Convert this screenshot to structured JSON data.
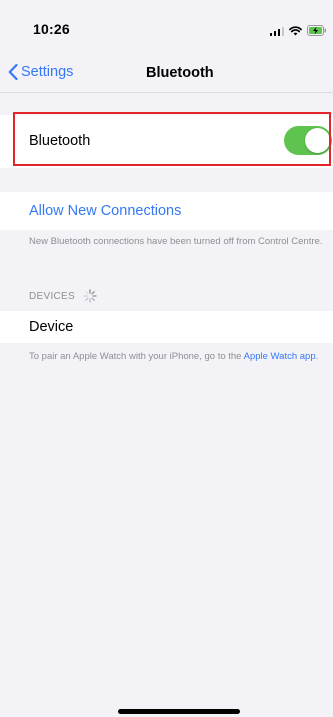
{
  "status_bar": {
    "time": "10:26",
    "icons": [
      "signal-icon",
      "wifi-icon",
      "battery-charging-icon"
    ]
  },
  "nav": {
    "back_label": "Settings",
    "title": "Bluetooth",
    "back_icon": "chevron-left-icon"
  },
  "bluetooth_row": {
    "label": "Bluetooth",
    "toggle_on": true,
    "toggle_color": "#5fc44f"
  },
  "allow_connections": {
    "label": "Allow New Connections",
    "note": "New Bluetooth connections have been turned off from Control Centre."
  },
  "devices": {
    "header": "DEVICES",
    "spinner_icon": "loading-spinner-icon",
    "items": [
      "Device"
    ]
  },
  "footer": {
    "text": "To pair an Apple Watch with your iPhone, go to the",
    "link": "Apple Watch app",
    "suffix": "."
  },
  "colors": {
    "accent": "#3478f6",
    "highlight": "#e3242b",
    "background": "#f2f2f7"
  }
}
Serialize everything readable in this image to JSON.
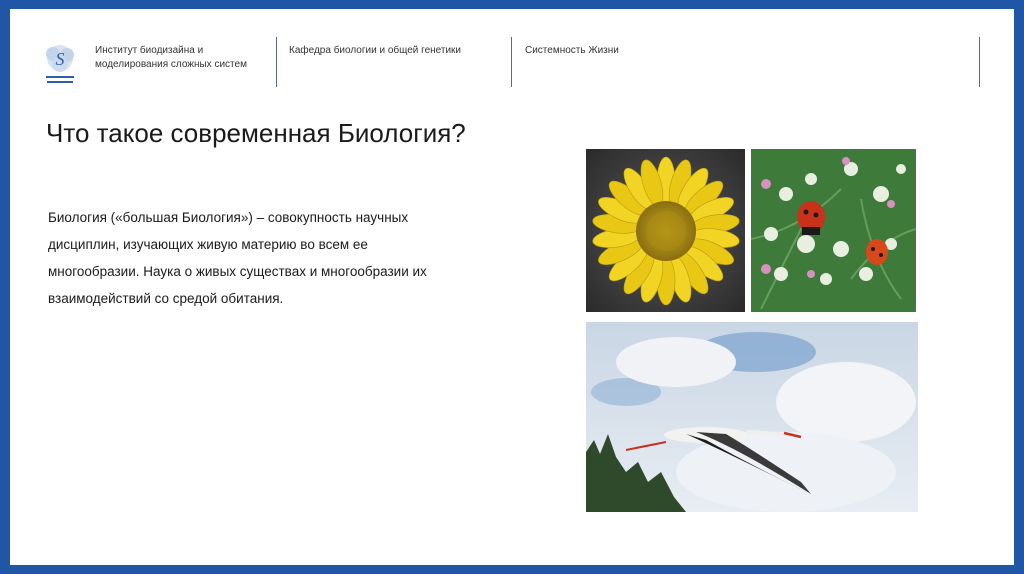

──────────────────────────────

* [AIM] In the listing, find every line containing the word "JSON" and list it.

* [WRITTEN SOLUTION]
Convert this screenshot to structured JSON data.
Serialize everything readable in this image to JSON.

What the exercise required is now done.